> _A block of data_
++++++++++

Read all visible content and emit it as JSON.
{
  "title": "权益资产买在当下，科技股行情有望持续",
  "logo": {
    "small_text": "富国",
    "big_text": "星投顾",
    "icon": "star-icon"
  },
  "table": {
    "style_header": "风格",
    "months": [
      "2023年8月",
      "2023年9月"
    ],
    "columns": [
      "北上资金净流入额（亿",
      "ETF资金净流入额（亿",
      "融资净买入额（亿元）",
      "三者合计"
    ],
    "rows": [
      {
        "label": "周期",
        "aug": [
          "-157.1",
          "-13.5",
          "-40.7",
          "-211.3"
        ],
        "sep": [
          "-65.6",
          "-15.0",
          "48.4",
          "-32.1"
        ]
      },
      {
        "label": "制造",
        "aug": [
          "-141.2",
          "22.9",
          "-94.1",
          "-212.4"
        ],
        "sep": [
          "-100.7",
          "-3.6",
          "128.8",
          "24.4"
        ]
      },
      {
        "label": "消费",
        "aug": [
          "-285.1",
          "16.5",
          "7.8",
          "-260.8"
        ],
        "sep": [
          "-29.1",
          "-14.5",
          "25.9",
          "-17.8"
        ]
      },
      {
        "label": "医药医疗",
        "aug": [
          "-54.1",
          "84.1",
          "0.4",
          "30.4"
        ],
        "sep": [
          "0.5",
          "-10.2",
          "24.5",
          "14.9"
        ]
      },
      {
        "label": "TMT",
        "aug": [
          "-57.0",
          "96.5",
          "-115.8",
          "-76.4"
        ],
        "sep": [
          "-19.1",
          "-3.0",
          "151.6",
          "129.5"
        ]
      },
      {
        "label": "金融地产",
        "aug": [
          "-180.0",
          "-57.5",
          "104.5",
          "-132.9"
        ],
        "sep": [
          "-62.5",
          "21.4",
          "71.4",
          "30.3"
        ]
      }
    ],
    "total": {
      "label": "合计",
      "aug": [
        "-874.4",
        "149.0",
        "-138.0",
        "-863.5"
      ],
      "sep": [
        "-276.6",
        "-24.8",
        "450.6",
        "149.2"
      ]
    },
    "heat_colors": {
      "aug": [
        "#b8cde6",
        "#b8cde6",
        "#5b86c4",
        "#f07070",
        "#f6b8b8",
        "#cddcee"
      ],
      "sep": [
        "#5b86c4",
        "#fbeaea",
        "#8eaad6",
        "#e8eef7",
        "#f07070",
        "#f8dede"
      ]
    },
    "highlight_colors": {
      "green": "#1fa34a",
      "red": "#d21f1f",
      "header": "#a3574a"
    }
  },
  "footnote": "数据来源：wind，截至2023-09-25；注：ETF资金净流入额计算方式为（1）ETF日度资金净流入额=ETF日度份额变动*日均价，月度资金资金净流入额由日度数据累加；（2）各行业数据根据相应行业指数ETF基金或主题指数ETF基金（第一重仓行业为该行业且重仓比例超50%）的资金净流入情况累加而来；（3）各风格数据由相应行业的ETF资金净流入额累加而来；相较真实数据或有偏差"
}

++++++++++

Check each line above for the string "label", then copy the ones that have it.

        "label": "周期",
        "label": "制造",
        "label": "消费",
        "label": "医药医疗",
        "label": "TMT",
        "label": "金融地产",
      "label": "合计",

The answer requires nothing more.